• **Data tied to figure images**
## start

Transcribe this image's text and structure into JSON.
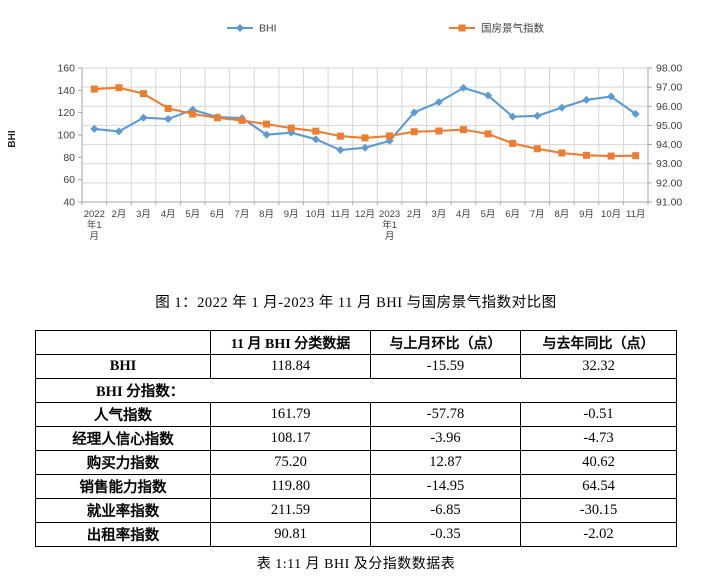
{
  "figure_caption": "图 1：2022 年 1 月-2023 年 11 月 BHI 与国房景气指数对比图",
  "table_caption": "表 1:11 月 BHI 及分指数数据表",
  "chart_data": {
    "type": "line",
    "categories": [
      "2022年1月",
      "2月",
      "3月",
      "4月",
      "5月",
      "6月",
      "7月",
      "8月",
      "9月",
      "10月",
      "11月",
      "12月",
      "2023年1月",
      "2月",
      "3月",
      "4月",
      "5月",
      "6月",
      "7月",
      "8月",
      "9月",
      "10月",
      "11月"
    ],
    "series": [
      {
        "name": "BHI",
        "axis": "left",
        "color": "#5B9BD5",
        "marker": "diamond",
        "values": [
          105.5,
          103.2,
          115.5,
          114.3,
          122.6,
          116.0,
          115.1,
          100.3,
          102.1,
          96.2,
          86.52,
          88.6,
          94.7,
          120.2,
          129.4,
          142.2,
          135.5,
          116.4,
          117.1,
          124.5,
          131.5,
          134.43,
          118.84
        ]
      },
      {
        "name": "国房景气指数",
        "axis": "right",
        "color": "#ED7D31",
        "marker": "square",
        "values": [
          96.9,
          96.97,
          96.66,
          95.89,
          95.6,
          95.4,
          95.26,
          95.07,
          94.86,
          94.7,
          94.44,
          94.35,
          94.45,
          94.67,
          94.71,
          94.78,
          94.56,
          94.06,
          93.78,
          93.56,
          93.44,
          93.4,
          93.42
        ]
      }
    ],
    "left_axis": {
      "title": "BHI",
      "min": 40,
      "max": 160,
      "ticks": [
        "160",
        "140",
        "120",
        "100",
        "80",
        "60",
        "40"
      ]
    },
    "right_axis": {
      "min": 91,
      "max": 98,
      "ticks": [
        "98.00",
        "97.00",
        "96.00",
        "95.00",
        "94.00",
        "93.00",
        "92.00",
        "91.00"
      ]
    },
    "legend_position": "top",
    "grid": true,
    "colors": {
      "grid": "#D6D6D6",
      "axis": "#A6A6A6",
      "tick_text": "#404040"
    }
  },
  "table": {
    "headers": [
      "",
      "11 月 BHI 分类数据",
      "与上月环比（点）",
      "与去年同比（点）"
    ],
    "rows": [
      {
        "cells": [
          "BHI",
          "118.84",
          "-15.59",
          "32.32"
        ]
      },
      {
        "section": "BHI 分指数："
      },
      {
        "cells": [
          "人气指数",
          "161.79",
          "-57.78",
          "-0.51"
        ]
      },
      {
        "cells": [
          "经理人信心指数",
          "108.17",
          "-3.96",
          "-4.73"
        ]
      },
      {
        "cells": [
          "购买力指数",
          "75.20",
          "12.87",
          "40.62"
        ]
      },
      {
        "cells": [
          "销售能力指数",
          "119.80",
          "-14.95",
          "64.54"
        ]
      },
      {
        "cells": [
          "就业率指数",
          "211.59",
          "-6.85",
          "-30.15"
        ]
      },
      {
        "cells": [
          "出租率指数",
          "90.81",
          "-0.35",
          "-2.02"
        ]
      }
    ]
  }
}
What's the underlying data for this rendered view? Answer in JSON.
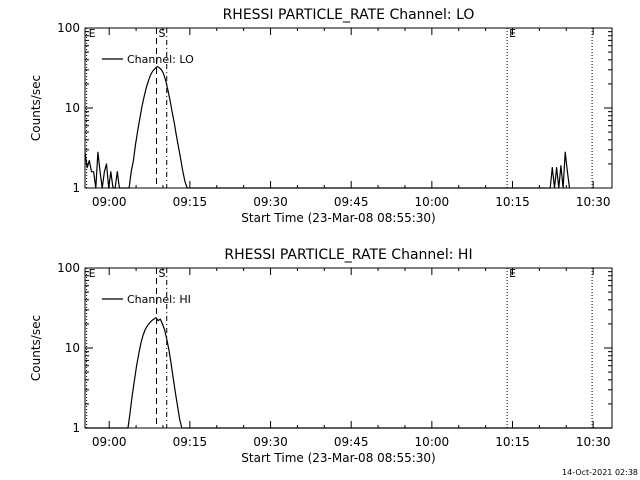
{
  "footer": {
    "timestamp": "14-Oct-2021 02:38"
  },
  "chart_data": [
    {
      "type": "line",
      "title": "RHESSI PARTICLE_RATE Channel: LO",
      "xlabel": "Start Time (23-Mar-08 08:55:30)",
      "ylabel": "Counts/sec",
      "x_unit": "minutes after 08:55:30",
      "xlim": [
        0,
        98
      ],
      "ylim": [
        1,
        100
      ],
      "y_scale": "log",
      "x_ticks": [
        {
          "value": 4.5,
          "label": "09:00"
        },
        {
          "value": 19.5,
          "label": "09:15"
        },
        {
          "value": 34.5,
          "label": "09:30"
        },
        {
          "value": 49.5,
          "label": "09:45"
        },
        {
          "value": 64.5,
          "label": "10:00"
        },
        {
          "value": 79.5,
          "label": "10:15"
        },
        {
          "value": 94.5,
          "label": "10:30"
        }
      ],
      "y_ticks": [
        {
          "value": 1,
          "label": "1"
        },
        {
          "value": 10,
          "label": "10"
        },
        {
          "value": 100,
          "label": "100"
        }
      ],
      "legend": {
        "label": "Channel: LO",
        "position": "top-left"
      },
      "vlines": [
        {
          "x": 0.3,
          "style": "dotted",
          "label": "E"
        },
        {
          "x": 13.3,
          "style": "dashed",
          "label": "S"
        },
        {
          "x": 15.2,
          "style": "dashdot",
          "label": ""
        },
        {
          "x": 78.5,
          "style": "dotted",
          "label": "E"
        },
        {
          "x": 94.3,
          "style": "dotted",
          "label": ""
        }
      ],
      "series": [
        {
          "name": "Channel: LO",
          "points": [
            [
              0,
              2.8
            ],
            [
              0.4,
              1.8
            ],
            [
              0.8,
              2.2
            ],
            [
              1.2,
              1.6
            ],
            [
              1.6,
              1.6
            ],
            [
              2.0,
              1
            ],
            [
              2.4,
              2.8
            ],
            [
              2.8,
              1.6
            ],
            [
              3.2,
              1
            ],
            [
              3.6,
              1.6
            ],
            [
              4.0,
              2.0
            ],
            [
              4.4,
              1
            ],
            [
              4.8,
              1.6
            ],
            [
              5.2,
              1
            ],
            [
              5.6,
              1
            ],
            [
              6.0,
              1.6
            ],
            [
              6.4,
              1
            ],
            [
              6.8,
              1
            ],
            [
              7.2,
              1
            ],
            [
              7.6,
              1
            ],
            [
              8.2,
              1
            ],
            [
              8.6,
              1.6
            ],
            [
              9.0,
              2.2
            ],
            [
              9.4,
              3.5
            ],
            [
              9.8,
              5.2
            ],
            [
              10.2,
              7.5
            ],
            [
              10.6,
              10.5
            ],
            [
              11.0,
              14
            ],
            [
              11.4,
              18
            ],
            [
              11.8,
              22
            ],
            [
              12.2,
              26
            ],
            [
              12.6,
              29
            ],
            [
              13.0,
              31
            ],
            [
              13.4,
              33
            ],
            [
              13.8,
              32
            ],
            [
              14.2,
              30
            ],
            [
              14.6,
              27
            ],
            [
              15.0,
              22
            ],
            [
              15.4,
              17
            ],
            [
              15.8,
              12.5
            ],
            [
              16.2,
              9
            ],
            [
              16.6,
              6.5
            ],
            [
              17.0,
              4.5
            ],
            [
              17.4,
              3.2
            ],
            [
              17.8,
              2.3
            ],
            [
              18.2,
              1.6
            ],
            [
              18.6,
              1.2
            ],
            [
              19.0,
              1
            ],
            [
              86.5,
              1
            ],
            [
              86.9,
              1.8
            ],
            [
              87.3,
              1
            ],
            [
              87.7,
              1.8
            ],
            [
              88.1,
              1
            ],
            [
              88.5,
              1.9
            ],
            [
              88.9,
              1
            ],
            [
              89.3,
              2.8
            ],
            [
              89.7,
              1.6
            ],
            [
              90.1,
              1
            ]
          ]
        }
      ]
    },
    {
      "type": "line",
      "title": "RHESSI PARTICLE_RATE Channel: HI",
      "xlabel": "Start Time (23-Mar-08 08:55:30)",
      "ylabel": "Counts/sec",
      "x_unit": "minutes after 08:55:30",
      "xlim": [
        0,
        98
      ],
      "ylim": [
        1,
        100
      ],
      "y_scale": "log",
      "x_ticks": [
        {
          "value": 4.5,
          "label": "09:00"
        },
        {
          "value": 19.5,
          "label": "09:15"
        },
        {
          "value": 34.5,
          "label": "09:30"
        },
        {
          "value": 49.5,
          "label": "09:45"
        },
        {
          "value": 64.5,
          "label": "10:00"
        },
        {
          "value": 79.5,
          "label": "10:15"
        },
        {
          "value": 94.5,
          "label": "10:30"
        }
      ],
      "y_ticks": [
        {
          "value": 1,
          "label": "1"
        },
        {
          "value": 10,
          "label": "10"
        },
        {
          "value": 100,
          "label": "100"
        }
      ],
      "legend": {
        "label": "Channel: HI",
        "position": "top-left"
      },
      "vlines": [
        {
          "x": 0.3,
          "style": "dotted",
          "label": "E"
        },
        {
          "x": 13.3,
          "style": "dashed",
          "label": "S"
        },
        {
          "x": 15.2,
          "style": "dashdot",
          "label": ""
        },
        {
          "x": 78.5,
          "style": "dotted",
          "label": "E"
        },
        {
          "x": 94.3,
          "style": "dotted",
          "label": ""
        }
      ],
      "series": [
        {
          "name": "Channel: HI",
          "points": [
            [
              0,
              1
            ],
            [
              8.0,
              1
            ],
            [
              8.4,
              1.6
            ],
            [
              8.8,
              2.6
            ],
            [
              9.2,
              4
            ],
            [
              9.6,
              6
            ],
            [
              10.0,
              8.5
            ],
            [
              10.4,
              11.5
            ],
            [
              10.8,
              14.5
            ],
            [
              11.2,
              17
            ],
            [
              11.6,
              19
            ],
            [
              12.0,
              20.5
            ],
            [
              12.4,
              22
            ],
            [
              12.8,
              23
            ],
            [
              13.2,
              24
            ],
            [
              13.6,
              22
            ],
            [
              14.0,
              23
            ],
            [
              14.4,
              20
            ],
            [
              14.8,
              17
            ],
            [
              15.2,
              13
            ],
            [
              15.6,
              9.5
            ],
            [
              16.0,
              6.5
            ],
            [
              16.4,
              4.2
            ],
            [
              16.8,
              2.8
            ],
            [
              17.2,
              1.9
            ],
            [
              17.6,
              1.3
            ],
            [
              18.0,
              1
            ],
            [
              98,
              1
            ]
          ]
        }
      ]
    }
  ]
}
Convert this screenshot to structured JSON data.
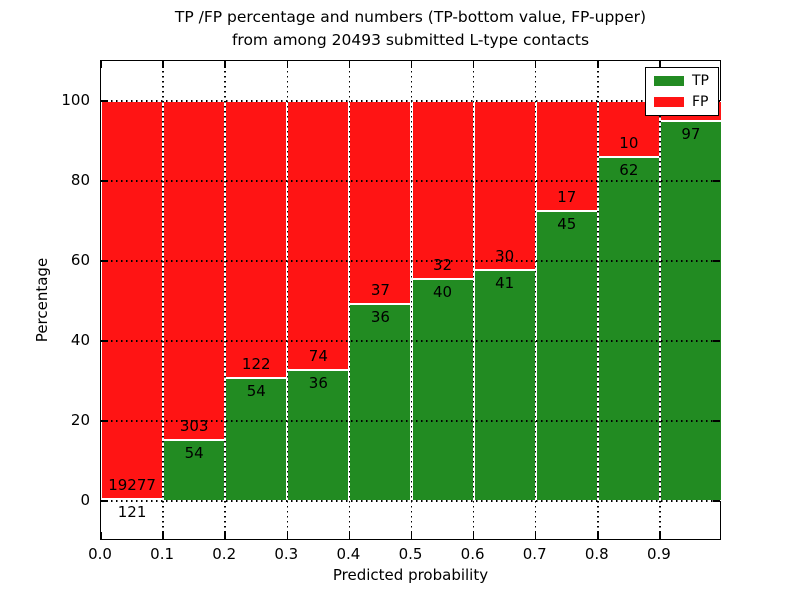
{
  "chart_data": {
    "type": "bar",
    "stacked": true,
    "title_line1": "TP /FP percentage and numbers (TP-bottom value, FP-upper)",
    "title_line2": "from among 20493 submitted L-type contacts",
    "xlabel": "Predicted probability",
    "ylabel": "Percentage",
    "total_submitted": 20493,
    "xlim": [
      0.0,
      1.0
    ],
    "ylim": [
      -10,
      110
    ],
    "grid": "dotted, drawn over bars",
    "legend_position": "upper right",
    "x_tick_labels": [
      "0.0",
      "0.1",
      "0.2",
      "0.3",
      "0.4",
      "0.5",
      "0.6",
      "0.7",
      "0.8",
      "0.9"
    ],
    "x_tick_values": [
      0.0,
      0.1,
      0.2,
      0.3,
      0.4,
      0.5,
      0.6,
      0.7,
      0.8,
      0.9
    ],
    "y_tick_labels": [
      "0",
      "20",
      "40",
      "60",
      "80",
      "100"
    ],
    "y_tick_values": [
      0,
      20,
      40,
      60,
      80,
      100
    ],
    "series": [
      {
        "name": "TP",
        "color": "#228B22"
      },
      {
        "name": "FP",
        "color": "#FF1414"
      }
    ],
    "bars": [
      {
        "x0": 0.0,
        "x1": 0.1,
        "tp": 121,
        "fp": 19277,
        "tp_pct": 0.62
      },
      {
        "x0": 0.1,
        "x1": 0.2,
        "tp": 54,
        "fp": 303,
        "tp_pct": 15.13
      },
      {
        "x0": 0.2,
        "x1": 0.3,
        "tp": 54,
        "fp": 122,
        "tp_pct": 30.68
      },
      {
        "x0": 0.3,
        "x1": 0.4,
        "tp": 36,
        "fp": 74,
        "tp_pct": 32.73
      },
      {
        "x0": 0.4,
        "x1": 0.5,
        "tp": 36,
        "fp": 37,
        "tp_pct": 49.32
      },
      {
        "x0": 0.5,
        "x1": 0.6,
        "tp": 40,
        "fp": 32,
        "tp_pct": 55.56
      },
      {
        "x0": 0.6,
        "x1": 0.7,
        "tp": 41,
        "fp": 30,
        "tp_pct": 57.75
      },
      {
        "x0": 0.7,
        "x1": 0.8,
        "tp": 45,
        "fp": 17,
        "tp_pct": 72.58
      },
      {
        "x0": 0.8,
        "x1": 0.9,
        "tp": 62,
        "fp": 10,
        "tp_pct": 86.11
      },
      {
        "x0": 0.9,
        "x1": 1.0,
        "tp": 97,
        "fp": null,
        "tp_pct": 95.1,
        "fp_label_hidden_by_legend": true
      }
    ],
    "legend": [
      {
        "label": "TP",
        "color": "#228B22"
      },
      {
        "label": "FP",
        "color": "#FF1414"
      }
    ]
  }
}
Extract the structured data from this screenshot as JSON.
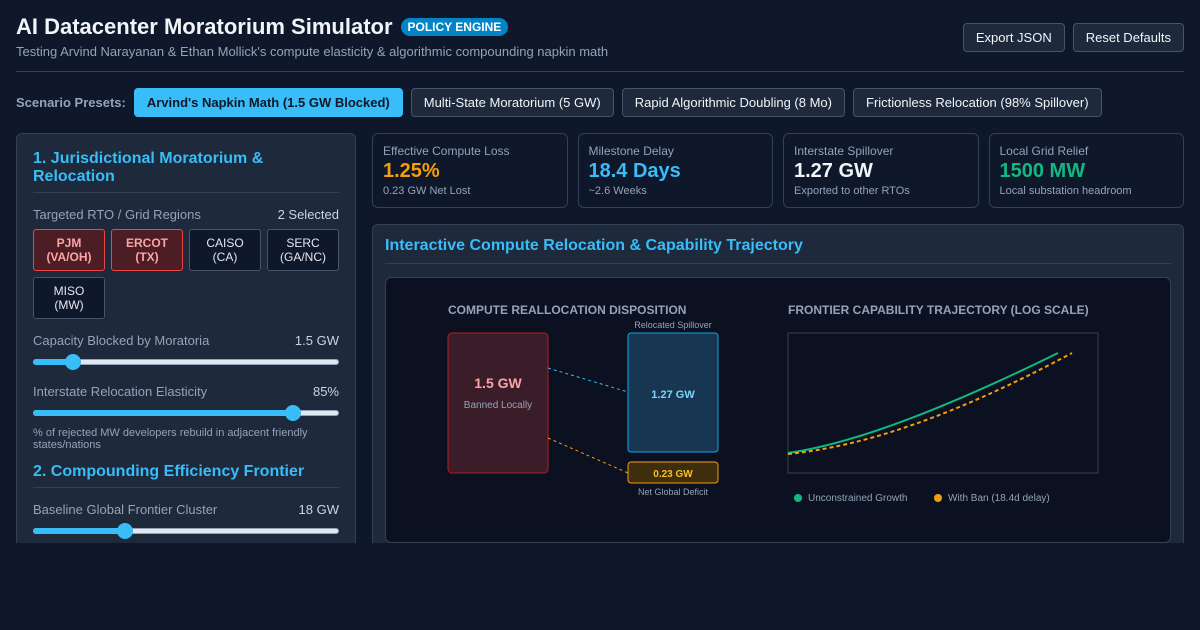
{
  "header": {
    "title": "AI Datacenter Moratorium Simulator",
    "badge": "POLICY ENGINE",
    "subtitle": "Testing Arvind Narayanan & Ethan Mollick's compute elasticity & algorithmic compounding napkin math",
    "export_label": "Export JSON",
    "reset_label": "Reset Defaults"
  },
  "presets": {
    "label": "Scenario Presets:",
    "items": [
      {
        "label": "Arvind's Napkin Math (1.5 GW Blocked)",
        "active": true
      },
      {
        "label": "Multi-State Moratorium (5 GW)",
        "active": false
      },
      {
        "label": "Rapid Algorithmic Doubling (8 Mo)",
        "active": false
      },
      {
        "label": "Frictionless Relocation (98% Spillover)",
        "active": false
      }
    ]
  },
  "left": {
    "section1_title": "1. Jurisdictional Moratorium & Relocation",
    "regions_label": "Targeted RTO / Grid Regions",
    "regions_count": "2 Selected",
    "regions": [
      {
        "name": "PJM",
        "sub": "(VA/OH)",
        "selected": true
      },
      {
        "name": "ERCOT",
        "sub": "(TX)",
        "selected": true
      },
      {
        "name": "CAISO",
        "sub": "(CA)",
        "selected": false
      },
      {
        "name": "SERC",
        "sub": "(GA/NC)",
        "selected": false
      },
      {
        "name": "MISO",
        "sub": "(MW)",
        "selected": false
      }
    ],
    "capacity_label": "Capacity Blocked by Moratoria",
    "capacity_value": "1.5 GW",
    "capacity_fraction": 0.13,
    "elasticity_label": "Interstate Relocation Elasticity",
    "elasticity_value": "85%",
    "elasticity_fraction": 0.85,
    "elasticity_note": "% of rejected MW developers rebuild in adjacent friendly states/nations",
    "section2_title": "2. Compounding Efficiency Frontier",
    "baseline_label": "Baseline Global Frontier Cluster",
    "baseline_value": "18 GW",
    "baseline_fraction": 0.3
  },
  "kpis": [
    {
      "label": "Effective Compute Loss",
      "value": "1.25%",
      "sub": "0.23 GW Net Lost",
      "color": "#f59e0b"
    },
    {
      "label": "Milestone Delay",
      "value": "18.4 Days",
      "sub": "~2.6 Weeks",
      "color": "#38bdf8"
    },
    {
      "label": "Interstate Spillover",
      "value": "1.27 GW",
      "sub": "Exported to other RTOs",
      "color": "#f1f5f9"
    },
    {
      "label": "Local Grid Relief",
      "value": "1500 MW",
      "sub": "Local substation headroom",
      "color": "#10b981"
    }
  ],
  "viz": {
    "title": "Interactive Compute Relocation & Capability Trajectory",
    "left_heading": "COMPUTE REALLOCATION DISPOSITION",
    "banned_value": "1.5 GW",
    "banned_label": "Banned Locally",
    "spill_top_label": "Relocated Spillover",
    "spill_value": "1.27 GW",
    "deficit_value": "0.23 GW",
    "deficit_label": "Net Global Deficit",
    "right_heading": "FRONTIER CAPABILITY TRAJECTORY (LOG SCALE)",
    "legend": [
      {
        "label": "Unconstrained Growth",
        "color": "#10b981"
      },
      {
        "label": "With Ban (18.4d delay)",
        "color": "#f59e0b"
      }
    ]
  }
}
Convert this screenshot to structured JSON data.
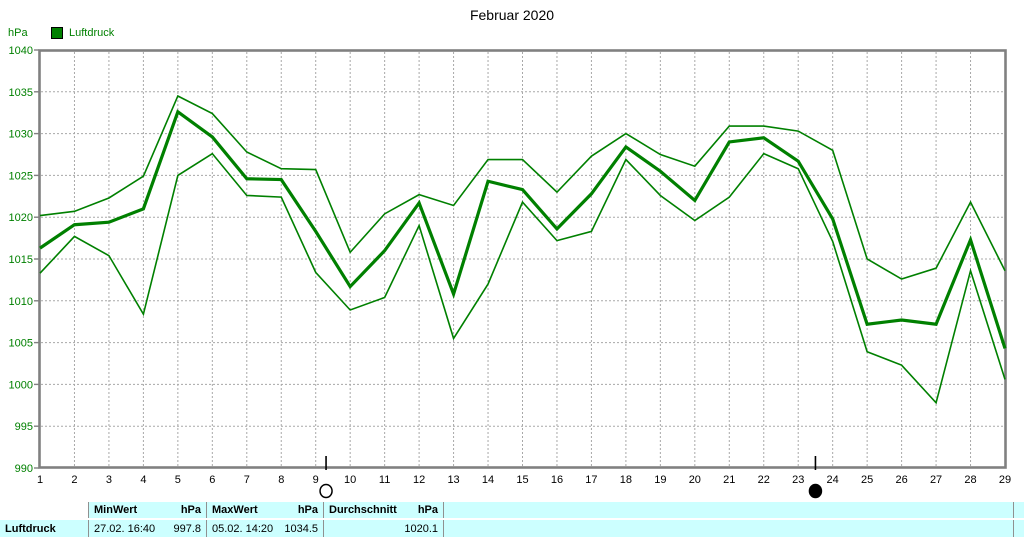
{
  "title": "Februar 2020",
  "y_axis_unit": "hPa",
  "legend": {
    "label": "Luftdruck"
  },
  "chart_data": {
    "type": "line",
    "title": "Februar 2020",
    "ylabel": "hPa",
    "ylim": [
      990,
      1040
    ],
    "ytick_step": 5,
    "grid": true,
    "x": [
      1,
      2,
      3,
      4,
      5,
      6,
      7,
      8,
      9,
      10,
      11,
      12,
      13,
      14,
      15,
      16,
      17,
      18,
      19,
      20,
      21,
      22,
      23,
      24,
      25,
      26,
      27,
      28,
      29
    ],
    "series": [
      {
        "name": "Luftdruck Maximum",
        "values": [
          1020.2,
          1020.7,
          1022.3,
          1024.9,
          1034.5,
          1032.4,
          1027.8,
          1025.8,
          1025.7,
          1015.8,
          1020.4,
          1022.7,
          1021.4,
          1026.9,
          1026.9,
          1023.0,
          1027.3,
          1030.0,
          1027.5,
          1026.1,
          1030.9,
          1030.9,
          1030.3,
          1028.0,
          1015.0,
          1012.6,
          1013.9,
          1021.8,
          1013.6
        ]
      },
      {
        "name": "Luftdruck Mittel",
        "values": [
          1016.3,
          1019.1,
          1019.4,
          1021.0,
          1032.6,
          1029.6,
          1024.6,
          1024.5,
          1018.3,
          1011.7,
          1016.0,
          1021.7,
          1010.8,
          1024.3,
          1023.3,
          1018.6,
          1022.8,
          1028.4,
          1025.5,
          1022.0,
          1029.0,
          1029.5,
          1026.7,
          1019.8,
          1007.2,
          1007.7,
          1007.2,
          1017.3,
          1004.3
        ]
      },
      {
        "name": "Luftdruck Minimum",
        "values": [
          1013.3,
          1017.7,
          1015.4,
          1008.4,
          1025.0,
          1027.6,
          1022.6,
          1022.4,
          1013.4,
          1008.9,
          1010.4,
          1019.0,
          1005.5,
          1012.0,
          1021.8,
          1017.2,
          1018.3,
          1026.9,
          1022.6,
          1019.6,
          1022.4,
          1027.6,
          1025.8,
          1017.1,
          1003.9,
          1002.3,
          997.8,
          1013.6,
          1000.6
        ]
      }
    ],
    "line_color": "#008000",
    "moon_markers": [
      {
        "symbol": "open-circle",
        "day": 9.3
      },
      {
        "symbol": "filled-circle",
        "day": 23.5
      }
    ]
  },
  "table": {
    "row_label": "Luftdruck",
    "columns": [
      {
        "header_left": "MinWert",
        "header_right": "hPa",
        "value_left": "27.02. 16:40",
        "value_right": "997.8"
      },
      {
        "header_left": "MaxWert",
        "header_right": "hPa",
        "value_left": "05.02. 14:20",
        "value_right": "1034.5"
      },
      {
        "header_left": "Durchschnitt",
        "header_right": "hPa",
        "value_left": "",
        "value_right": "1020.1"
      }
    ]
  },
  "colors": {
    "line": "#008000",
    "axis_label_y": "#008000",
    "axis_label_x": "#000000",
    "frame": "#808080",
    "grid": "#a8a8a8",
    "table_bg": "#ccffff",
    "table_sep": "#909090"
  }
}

## end

• **WHAT YOU ARE ASKED TO DO**
List all lines holding the string "RHESSI".

• **THE OUTPUT**
      "title": "RHESSI PARTICLE_RATE Channel: LO",
      "title": "RHESSI PARTICLE_RATE Channel: HI",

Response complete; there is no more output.